*What needs to be done*
Look through the data below. Collect every line where the word "name" occurs.

Saved entries:
— Start —

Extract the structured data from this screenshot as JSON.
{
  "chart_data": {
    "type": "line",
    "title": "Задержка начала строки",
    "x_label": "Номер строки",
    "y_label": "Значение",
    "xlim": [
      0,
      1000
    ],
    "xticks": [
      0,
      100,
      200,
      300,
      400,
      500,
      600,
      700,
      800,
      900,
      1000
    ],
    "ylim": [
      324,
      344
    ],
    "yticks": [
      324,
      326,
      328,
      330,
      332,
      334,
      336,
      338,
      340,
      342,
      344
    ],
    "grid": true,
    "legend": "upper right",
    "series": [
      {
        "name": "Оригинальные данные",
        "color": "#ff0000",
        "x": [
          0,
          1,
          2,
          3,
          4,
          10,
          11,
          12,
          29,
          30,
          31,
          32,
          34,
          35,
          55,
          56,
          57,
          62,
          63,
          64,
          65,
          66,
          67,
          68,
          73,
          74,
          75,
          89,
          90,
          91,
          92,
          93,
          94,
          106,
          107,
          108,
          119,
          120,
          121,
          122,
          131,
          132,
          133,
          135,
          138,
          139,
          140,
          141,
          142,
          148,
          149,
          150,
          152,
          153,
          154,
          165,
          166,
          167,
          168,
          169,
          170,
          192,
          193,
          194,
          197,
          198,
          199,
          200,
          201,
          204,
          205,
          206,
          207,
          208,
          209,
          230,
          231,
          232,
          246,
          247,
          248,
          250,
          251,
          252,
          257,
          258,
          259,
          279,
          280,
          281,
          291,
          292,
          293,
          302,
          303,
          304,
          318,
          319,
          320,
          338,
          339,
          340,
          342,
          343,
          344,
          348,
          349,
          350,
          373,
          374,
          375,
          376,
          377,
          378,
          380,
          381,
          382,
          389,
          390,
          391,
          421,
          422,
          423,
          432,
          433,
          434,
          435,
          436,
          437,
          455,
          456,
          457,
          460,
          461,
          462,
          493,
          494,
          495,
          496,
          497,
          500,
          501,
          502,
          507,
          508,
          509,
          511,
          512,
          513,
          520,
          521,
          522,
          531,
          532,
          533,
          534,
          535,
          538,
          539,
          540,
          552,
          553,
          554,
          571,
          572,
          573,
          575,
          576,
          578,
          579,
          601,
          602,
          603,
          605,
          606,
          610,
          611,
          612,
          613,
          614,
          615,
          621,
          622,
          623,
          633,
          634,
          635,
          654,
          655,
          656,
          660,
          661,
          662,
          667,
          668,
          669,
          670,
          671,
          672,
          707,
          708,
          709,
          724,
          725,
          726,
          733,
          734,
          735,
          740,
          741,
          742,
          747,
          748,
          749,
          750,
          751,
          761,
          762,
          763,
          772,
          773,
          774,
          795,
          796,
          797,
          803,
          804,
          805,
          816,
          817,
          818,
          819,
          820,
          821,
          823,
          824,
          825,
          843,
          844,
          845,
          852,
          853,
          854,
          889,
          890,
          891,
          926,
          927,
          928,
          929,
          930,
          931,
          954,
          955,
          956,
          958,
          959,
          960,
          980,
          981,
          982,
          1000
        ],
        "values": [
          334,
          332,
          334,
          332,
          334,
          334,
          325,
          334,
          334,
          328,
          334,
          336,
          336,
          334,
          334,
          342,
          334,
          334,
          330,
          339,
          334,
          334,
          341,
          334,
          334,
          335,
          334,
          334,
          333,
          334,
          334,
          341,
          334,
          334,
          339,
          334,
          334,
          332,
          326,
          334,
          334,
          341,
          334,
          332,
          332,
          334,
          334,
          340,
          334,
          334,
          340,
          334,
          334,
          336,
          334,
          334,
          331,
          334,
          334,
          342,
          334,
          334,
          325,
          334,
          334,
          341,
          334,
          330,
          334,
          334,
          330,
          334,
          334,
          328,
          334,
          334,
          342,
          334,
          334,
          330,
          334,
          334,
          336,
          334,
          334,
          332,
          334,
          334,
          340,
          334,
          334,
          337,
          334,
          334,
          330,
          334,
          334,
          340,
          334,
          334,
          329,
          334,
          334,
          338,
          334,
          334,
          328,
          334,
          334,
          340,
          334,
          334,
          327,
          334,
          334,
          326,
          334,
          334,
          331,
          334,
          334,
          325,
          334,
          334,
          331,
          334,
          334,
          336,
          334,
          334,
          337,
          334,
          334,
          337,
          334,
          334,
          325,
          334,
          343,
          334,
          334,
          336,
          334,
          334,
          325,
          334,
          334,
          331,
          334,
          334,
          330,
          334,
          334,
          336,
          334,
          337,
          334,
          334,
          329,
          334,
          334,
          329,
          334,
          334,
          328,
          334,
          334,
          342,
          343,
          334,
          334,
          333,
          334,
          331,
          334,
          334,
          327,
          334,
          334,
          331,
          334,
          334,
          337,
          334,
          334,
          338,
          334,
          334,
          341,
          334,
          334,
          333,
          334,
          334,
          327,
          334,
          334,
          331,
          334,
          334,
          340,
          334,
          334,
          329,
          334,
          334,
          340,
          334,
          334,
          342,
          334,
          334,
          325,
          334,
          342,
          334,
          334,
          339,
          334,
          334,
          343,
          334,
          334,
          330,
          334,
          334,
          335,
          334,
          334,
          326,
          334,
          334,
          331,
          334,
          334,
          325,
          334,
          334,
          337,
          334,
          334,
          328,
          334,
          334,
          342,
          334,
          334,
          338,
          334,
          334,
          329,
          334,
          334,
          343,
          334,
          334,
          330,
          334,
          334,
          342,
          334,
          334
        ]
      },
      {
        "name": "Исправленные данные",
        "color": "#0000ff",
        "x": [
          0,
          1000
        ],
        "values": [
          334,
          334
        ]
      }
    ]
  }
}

— End —

*Correct result*
        "name": "Оригинальные данные",
        "name": "Исправленные данные",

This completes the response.